-- begin Raw records --

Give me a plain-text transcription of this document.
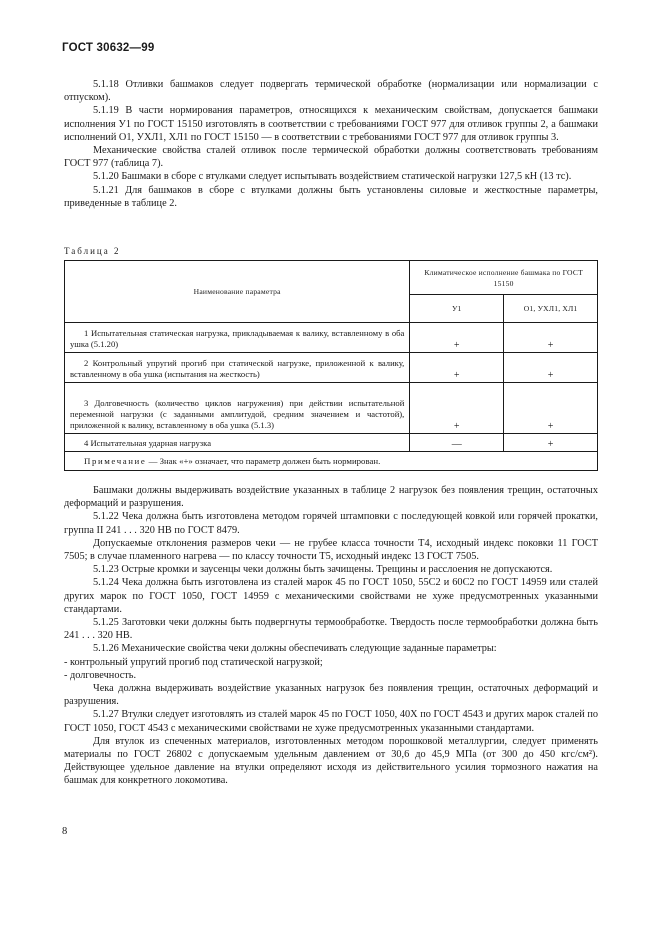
ГОСТ 30632—99

5.1.18 Отливки башмаков следует подвергать термической обработке (нормализации или нормализации с отпуском).

5.1.19 В части нормирования параметров, относящихся к механическим свойствам, допускается башмаки исполнения У1 по ГОСТ 15150 изготовлять в соответствии с требованиями ГОСТ 977 для отливок группы 2, а башмаки исполнений О1, УХЛ1, ХЛ1 по ГОСТ 15150 — в соответствии с требованиями ГОСТ 977 для отливок группы 3.

Механические свойства сталей отливок после термической обработки должны соответствовать требованиям ГОСТ 977 (таблица 7).

5.1.20 Башмаки в сборе с втулками следует испытывать воздействием статической нагрузки 127,5 кН (13 тс).

5.1.21 Для башмаков в сборе с втулками должны быть установлены силовые и жесткостные параметры, приведенные в таблице 2.

Таблица 2
Наименование параметра	Климатическое исполнение башмака по ГОСТ 15150	
	У1	О1, УХЛ1, ХЛ1
1 Испытательная статическая нагрузка, прикладываемая к валику, вставленному в оба ушка (5.1.20)	+	+
2 Контрольный упругий прогиб при статической нагрузке, приложенной к валику, вставленному в оба ушка (испытания на жесткость)	+	+
3 Долговечность (количество циклов нагружения) при действии испытательной переменной нагрузки (с заданными амплитудой, средним значением и частотой), приложенной к валику, вставленному в оба ушка (5.1.3)	+	+
4 Испытательная ударная нагрузка	—	+
Примечание — Знак «+» означает, что параметр должен быть нормирован.		

Башмаки должны выдерживать воздействие указанных в таблице 2 нагрузок без появления трещин, остаточных деформаций и разрушения.

5.1.22 Чека должна быть изготовлена методом горячей штамповки с последующей ковкой или горячей прокатки, группа II 241 . . . 320 НВ по ГОСТ 8479.

Допускаемые отклонения размеров чеки — не грубее класса точности Т4, исходный индекс поковки 11 ГОСТ 7505; в случае пламенного нагрева — по классу точности Т5, исходный индекс 13 ГОСТ 7505.

5.1.23 Острые кромки и заусенцы чеки должны быть зачищены. Трещины и расслоения не допускаются.

5.1.24 Чека должна быть изготовлена из сталей марок 45 по ГОСТ 1050, 55С2 и 60С2 по ГОСТ 14959 или сталей других марок по ГОСТ 1050, ГОСТ 14959 с механическими свойствами не хуже предусмотренных указанными стандартами.

5.1.25 Заготовки чеки должны быть подвергнуты термообработке. Твердость после термообработки должна быть 241 . . . 320 НВ.

5.1.26 Механические свойства чеки должны обеспечивать следующие заданные параметры:

- контрольный упругий прогиб под статической нагрузкой;

- долговечность.

Чека должна выдерживать воздействие указанных нагрузок без появления трещин, остаточных деформаций и разрушения.

5.1.27 Втулки следует изготовлять из сталей марок 45 по ГОСТ 1050, 40Х по ГОСТ 4543 и других марок сталей по ГОСТ 1050, ГОСТ 4543 с механическими свойствами не хуже предусмотренных указанными стандартами.

Для втулок из спеченных материалов, изготовленных методом порошковой металлургии, следует применять материалы по ГОСТ 26802 с допускаемым удельным давлением от 30,6 до 45,9 МПа (от 300 до 450 кгс/см²). Действующее удельное давление на втулки определяют исходя из действительного усилия тормозного нажатия на башмак для конкретного локомотива.

8
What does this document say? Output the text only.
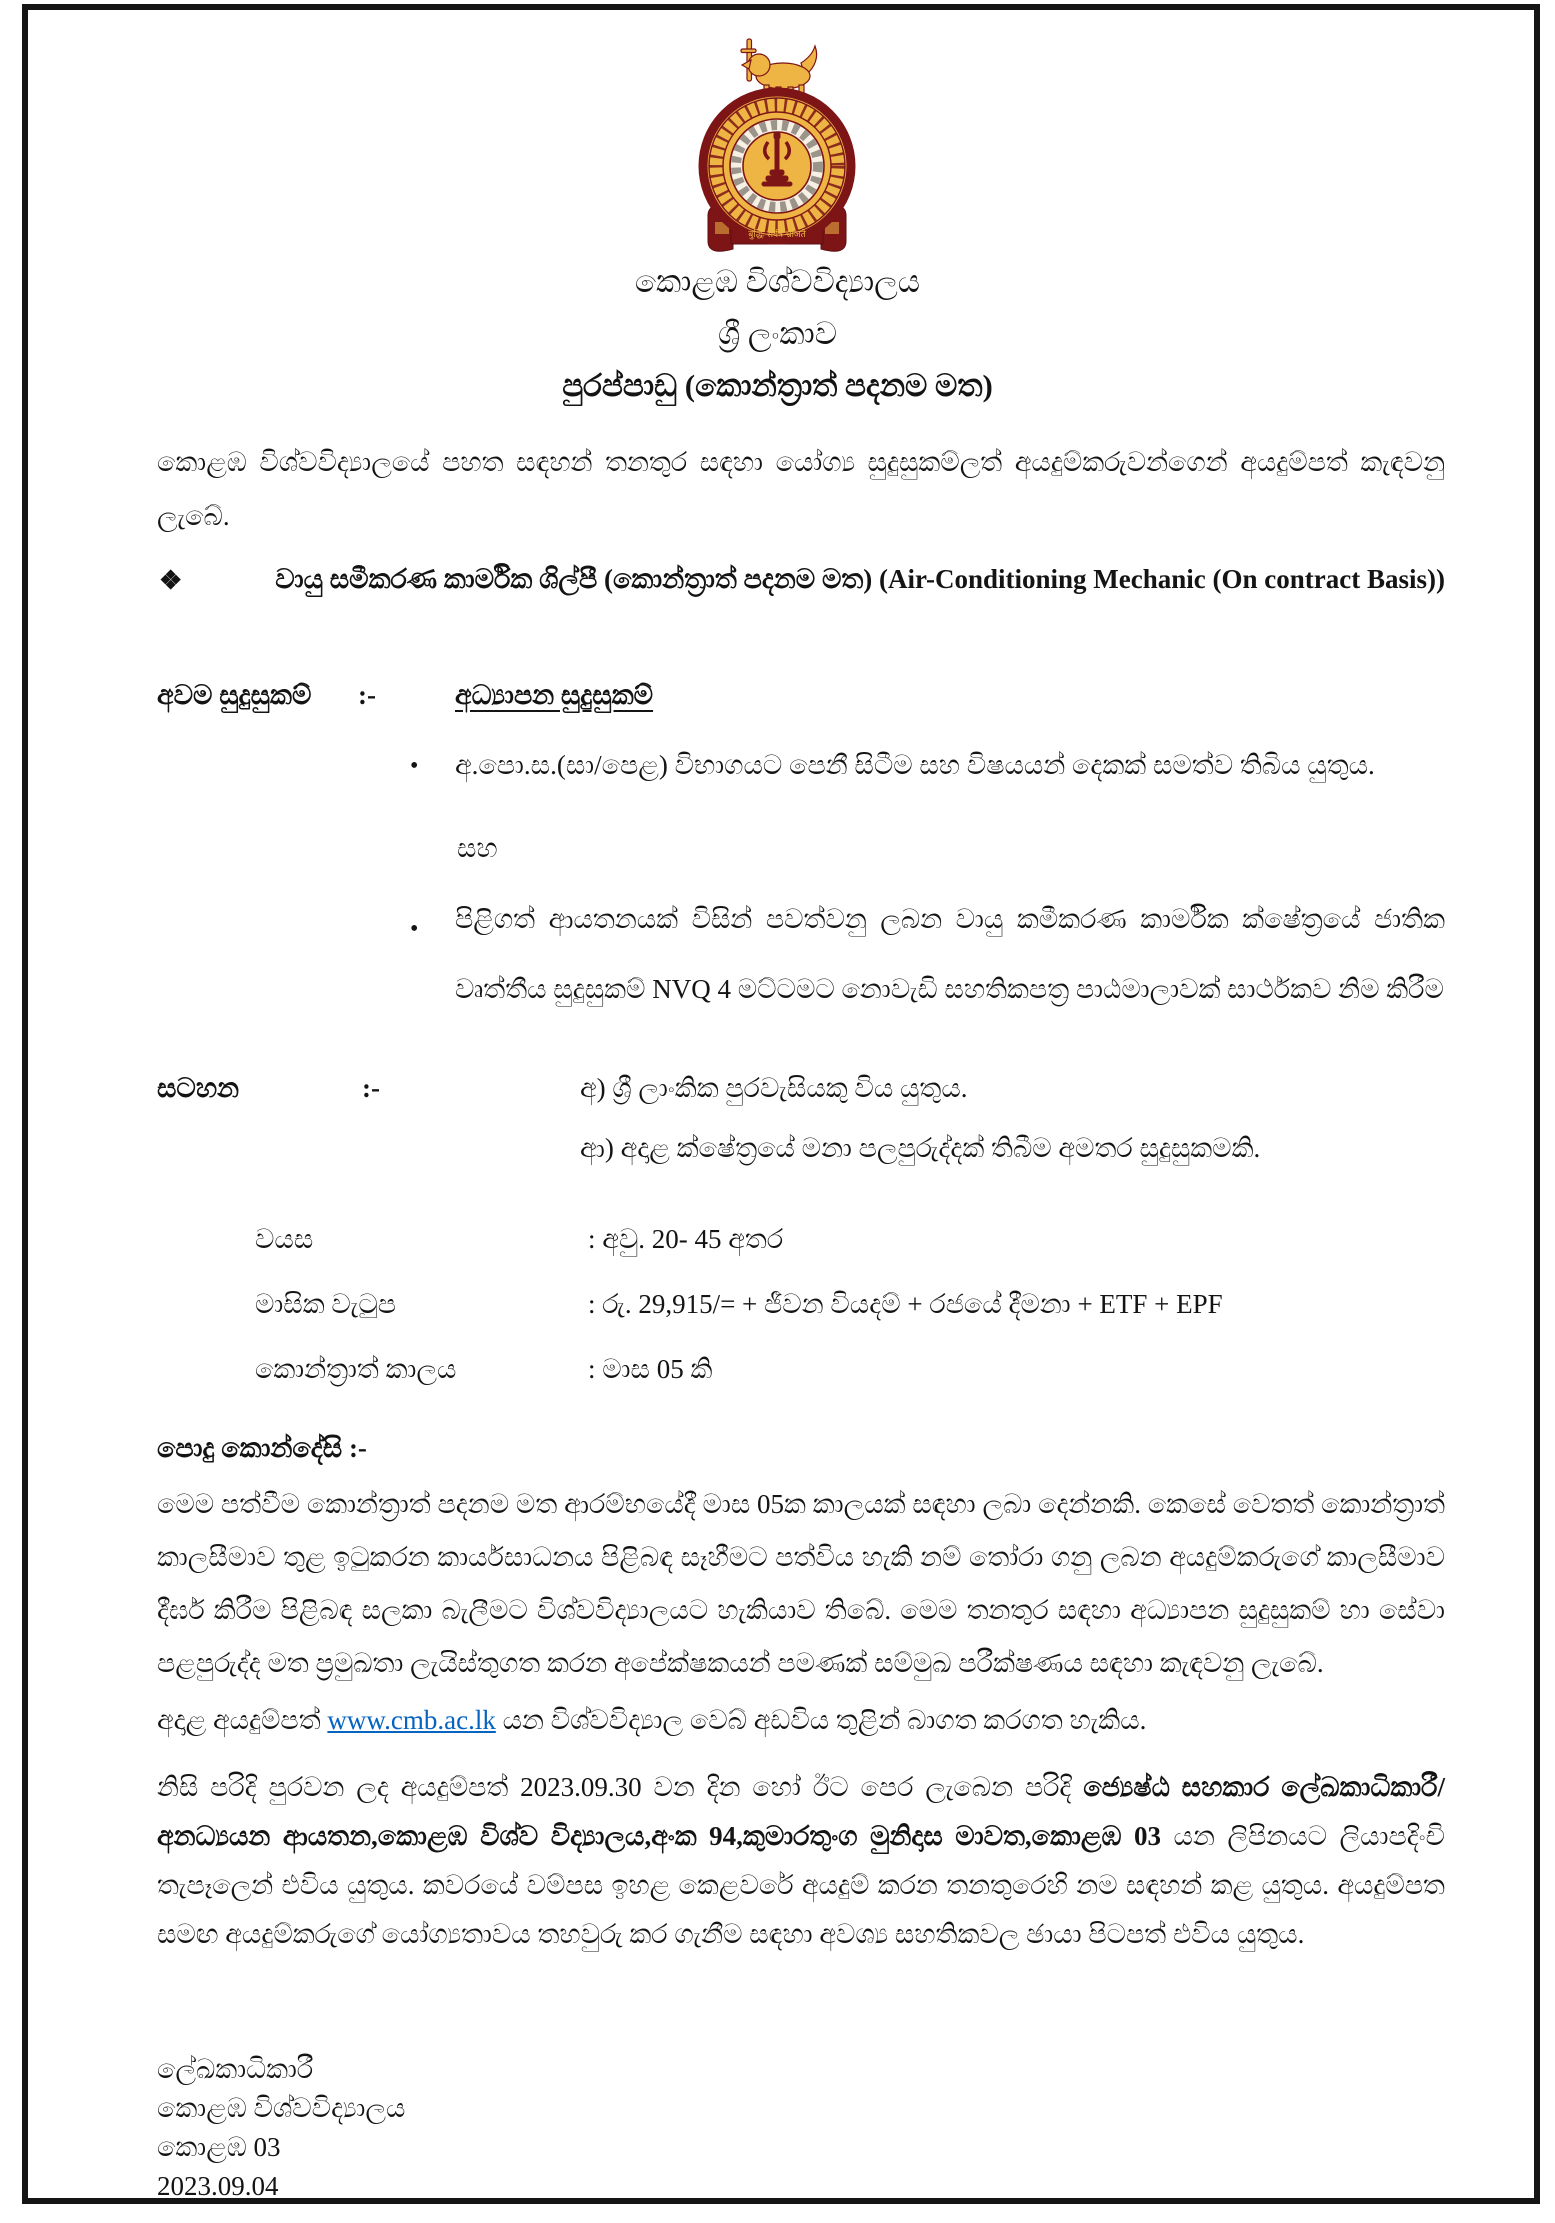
बुद्धिः सर्वत्र भ्राजते
කොළඹ විශ්වවිද්‍යාලය
ශ්‍රී ලංකාව
පුරප්පාඩු (කොන්ත්‍රාත් පදනම මත)

කොළඹ විශ්වවිද්‍යාලයේ පහත සඳහන් තනතුර සඳහා යෝග්‍ය සුදුසුකම්ලත් අයදුම්කරුවන්ගෙන් අයදුම්පත් කැඳවනු ලැබේ.

❖	වායු සමීකරණ කාර්මික ශිල්පී (කොන්ත්‍රාත් පදනම මත) (Air-Conditioning Mechanic (On contract Basis))
අවම සුදුසුකම් :-	අධ්‍යාපන සුදුසුකම්
• අ.පො.ස.(සා/පෙළ) විභාගයට පෙනී සිටීම සහ විෂයයන් දෙකක් සමත්ව තිබිය යුතුය.
සහ
• පිළිගත් ආයතනයක් විසින් පවත්වනු ලබන වායු කමීකරණ කාර්මික ක්ෂේත්‍රයේ ජාතික වෘත්තීය සුදුසුකම් NVQ 4 මට්ටමට නොවැඩි සහතිකපත්‍ර පාඨමාලාවක් සාර්ථකව නිම කිරීම
සටහන	:-	අ) ශ්‍රී ලාංකික පුරවැසියකු විය යුතුය.
ආ) අදාළ ක්ෂේත්‍රයේ මනා පලපුරුද්දක් තිබීම අමතර සුදුසුකමකි.
වයස	: අවු. 20- 45 අතර
මාසික වැටුප	: රු. 29,915/= + ජීවන වියදම් + රජයේ දීමනා + ETF + EPF
කොන්ත්‍රාත් කාලය	: මාස 05 කි
පොදු කොන්දේසි :-

මෙම පත්වීම කොන්ත්‍රාත් පදනම මත ආරම්භයේදී මාස 05ක කාලයක් සඳහා ලබා දෙන්නකි. කෙසේ වෙතත් කොන්ත්‍රාත් කාලසීමාව තුළ ඉටුකරන කාර්යසාධනය පිළිබඳ සෑහීමට පත්විය හැකි නම් තෝරා ගනු ලබන අයදුම්කරුගේ කාලසීමාව දීර්ඝ කිරීම පිළිබඳ සලකා බැලීමට විශ්වවිද්‍යාලයට හැකියාව තිබේ. මෙම තනතුර සඳහා අධ්‍යාපන සුදුසුකම් හා සේවා පළපුරුද්ද මත ප්‍රමුඛතා ලැයිස්තුගත කරන අපේක්ෂකයන් පමණක් සම්මුඛ පරීක්ෂණය සඳහා කැඳවනු ලැබේ.

අදාළ අයදුම්පත් www.cmb.ac.lk යන විශ්වවිද්‍යාල වෙබ් අඩවිය තුළින් බාගත කරගත හැකිය.

නිසි පරිදි පුරවන ලද අයදුම්පත් 2023.09.30 වන දින හෝ ඊට පෙර ලැබෙන පරිදි ජ්‍යෙෂ්ඨ සහකාර ලේඛකාධිකාරී/ අනධ්‍යයන ආයතන,කොළඹ විශ්ව විද්‍යාලය,අංක 94,කුමාරතුංග මුනිදාස මාවත,කොළඹ 03 යන ලිපිනයට ලියාපදිංචි තැපෑලෙන් එවිය යුතුය. කවරයේ වම්පස ඉහළ කෙළවරේ අයදුම් කරන තනතුරෙහි නම සඳහන් කළ යුතුය. අයදුම්පත සමඟ අයදුම්කරුගේ යෝග්‍යතාවය තහවුරු කර ගැනීම සඳහා අවශ්‍ය සහතිකවල ඡායා පිටපත් එවිය යුතුය.

ලේඛකාධිකාරී
කොළඹ විශ්වවිද්‍යාලය
කොළඹ 03
2023.09.04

-- end Raw records --

Your answer should be a single number: how many lines of the material contain the word "отливок".

2